**EXERCISE DIRECTIONS**
Check each line below for the word "JSON", and copy those that have it.

*** DATASET ROWS

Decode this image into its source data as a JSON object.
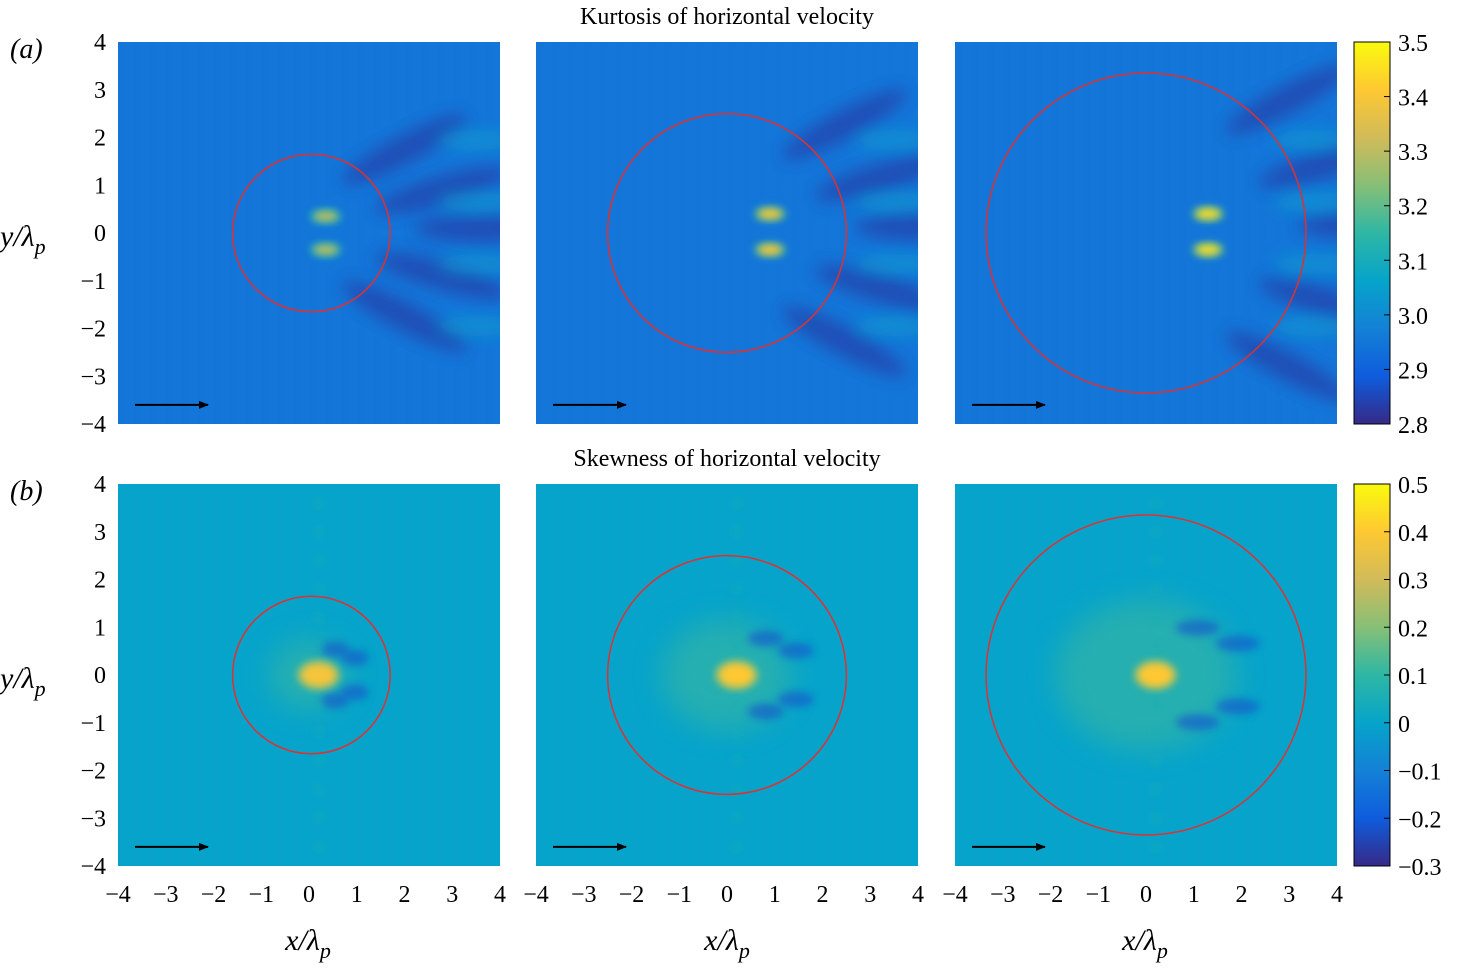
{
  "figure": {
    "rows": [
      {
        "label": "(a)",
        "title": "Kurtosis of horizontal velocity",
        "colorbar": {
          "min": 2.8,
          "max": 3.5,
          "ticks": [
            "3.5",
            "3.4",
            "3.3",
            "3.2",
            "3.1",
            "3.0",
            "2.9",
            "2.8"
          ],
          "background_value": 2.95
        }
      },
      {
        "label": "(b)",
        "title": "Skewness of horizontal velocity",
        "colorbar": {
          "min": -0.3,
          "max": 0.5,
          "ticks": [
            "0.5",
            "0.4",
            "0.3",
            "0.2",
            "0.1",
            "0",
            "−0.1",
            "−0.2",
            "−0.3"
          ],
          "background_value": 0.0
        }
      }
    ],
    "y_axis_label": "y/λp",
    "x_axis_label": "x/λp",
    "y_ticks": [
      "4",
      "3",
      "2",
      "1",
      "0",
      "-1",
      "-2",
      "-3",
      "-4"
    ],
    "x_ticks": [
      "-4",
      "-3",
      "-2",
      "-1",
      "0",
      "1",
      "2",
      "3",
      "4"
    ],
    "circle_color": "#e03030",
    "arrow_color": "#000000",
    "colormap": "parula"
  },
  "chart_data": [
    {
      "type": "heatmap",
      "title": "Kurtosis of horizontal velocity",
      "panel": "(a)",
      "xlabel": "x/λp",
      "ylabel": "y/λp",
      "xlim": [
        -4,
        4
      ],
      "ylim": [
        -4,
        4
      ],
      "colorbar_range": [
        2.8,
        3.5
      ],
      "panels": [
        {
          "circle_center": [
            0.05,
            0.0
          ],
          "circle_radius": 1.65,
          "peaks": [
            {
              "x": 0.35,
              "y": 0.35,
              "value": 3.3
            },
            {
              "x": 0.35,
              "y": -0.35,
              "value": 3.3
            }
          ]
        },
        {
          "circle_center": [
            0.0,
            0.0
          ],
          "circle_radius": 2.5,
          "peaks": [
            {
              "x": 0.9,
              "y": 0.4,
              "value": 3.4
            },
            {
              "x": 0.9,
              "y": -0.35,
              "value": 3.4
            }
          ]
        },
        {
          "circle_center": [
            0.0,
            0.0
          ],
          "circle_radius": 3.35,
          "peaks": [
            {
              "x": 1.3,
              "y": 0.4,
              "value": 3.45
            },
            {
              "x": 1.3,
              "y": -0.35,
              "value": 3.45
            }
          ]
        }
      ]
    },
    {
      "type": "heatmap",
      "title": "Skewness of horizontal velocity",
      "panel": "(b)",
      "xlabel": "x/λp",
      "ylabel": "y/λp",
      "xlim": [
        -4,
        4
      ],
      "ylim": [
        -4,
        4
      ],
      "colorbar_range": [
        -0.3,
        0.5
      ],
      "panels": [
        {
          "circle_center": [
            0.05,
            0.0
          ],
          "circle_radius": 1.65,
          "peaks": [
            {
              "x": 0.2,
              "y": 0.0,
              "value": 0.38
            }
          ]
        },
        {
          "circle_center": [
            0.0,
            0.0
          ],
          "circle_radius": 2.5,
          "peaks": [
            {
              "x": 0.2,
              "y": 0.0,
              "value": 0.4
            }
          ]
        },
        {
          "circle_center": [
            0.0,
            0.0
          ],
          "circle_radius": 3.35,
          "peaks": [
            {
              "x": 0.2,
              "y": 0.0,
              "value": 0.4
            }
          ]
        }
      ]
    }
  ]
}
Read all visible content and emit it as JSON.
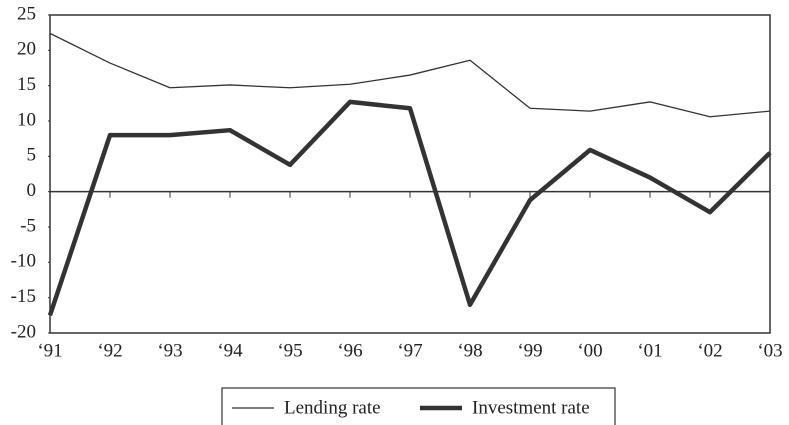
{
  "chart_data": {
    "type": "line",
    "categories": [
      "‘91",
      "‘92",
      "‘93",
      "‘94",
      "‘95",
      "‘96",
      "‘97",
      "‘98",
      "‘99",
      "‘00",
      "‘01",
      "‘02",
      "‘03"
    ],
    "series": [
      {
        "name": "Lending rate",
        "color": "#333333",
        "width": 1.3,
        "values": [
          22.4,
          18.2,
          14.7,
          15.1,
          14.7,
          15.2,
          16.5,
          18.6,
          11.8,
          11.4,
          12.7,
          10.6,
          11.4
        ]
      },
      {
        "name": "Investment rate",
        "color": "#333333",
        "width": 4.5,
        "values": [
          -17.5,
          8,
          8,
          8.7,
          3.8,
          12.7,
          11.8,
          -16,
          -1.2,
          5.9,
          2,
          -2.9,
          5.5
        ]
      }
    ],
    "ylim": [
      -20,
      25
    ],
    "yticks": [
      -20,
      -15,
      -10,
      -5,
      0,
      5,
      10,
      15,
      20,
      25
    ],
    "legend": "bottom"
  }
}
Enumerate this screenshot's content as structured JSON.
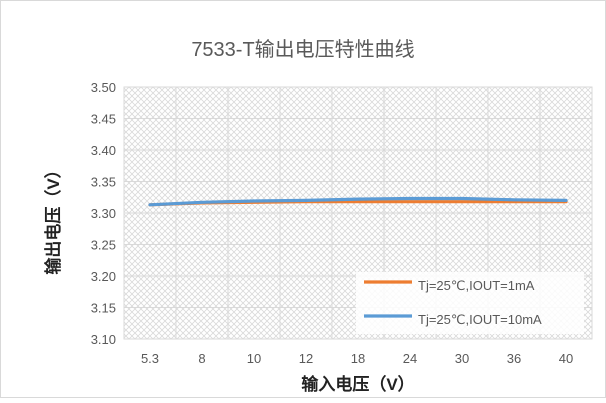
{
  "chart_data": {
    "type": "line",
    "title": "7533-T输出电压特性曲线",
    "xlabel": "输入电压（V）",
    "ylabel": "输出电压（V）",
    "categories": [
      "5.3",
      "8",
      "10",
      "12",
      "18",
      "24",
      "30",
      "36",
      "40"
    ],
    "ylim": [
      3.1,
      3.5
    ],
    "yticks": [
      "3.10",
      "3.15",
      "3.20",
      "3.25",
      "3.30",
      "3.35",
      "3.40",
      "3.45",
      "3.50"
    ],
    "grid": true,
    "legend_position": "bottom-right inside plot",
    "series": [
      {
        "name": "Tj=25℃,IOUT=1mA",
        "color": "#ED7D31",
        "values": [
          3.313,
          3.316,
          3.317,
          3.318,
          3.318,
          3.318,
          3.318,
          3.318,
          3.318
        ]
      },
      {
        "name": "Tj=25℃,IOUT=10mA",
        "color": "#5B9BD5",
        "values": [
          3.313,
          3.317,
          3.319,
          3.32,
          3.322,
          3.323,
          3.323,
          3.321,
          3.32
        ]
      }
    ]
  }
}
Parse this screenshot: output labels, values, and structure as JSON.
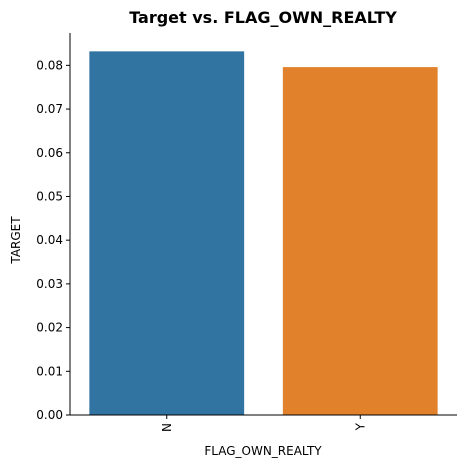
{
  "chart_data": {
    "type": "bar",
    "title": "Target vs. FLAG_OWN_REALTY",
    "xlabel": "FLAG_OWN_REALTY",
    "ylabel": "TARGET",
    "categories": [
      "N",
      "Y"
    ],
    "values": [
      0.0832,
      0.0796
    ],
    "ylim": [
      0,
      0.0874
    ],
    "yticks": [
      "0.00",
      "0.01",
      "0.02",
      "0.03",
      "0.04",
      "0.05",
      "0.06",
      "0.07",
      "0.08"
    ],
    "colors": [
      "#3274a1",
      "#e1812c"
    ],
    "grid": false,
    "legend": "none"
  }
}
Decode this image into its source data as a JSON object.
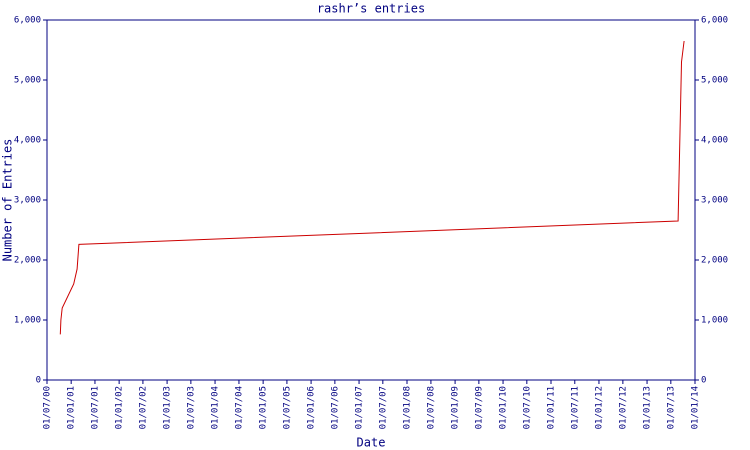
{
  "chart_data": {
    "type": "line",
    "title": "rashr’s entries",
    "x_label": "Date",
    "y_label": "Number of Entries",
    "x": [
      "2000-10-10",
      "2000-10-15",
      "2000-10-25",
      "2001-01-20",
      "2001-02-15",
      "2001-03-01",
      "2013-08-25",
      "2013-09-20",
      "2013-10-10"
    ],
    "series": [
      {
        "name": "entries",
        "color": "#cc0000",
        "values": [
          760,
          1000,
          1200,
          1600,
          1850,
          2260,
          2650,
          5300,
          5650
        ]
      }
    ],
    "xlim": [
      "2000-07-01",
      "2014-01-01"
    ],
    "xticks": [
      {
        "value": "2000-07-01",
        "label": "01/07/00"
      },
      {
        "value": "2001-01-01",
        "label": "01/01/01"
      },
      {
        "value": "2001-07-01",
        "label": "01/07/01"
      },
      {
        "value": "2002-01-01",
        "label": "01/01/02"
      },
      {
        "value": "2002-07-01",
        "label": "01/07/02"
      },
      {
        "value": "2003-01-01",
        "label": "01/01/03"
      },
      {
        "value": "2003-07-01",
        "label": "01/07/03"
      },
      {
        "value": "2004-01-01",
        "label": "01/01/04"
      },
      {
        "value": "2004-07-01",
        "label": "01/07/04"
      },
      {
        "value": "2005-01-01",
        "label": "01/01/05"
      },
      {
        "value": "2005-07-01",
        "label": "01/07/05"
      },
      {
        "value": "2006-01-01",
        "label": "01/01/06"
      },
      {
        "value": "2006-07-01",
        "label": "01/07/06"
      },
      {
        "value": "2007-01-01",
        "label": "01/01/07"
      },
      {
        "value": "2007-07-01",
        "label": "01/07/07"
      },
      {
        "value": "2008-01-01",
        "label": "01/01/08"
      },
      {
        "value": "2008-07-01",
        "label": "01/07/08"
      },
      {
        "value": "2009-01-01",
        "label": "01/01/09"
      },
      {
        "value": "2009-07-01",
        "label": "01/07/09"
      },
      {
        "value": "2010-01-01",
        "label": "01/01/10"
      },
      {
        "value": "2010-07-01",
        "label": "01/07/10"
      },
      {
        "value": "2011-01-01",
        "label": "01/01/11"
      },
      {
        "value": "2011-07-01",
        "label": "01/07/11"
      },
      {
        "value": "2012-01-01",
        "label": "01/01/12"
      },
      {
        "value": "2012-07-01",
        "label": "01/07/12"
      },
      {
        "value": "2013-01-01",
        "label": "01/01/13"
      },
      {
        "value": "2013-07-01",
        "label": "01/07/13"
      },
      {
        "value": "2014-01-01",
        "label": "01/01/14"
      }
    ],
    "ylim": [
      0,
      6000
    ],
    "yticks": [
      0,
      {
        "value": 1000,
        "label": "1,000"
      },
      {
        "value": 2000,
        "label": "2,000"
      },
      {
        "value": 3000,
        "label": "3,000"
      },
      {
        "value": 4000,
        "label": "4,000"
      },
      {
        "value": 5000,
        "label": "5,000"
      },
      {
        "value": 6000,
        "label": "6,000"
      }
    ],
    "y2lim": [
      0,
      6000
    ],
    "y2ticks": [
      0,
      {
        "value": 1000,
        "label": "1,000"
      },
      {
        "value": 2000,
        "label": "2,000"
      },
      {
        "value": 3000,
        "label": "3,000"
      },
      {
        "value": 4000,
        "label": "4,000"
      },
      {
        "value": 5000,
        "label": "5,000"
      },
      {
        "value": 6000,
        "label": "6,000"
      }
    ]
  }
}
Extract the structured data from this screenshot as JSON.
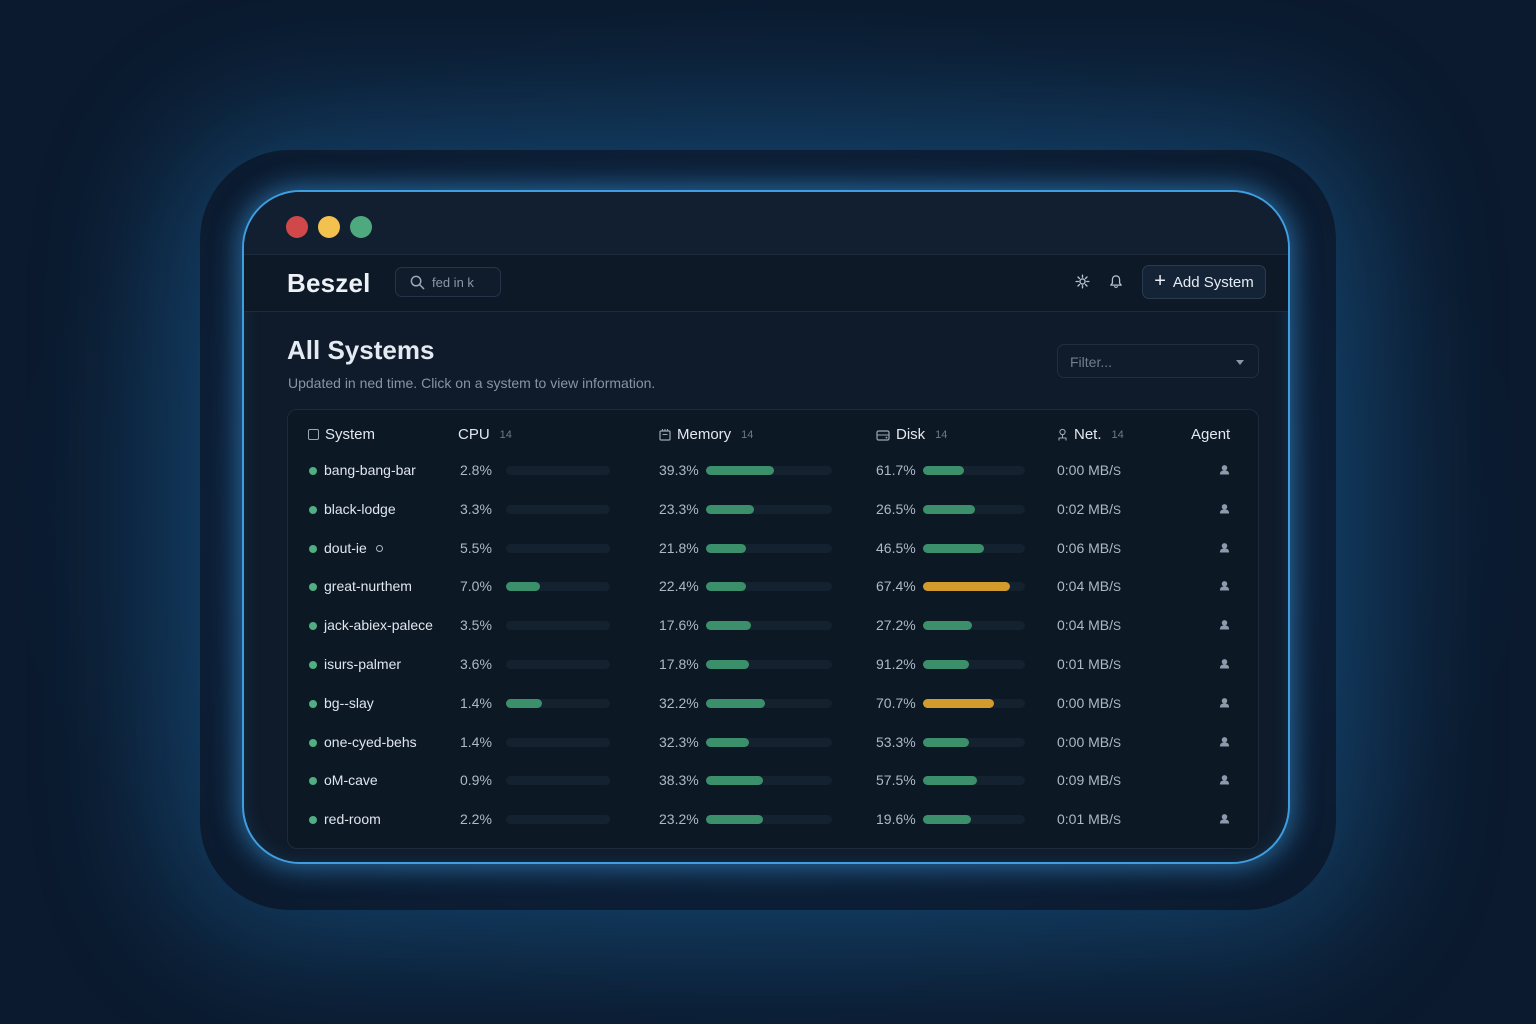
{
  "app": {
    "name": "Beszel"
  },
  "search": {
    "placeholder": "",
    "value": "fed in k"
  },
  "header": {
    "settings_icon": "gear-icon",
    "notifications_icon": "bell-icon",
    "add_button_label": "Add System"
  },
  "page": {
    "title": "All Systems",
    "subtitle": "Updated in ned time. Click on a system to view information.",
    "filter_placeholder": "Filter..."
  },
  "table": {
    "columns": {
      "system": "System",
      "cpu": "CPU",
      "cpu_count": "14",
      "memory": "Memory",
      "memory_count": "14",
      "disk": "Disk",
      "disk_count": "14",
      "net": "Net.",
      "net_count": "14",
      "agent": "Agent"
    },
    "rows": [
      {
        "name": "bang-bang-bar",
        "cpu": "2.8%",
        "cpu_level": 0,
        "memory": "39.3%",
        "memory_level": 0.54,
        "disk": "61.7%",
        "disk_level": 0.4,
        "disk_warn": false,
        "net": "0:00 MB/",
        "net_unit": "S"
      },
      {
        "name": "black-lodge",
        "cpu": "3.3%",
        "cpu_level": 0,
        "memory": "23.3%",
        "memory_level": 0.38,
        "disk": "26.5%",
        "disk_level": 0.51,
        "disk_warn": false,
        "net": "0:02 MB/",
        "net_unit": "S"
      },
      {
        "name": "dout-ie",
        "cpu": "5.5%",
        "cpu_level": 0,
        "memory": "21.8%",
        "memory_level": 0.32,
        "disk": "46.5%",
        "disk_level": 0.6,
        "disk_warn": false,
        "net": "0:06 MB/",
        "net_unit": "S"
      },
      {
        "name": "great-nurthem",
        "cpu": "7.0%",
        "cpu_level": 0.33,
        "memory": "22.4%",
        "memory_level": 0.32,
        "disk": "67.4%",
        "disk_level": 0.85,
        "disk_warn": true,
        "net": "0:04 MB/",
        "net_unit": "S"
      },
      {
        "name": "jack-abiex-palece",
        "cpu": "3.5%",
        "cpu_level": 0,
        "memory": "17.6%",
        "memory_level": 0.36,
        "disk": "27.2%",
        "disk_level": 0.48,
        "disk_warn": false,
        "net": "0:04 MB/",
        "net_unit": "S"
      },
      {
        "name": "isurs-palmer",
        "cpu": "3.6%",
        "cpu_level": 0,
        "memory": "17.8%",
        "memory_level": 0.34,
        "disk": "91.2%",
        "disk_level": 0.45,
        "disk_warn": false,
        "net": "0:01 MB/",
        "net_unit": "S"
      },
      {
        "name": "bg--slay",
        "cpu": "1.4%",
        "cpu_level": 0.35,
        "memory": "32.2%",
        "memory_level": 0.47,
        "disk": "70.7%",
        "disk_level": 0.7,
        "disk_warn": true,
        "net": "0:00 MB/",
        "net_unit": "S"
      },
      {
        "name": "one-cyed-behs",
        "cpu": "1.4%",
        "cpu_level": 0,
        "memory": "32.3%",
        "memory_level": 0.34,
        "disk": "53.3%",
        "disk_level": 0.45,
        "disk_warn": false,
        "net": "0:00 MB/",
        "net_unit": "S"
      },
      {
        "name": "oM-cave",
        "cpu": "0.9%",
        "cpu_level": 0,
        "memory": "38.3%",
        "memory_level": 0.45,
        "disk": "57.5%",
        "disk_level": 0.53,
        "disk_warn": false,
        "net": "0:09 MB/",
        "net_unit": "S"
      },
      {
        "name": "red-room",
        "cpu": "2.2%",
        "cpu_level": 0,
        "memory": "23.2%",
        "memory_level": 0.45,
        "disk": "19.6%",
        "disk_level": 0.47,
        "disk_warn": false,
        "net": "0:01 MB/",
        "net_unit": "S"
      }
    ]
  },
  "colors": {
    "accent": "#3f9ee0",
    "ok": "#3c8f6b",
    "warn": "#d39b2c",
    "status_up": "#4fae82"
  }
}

******

**RESULT OF THE TASK**
Decode this image into its source data as a JSON object.
Read all visible content and emit it as JSON.
Enumerate this screenshot's content as structured JSON.
Parse this screenshot: output labels, values, and structure as JSON.
Decode this image into its source data as a JSON object.
Extract the structured data from this screenshot as JSON.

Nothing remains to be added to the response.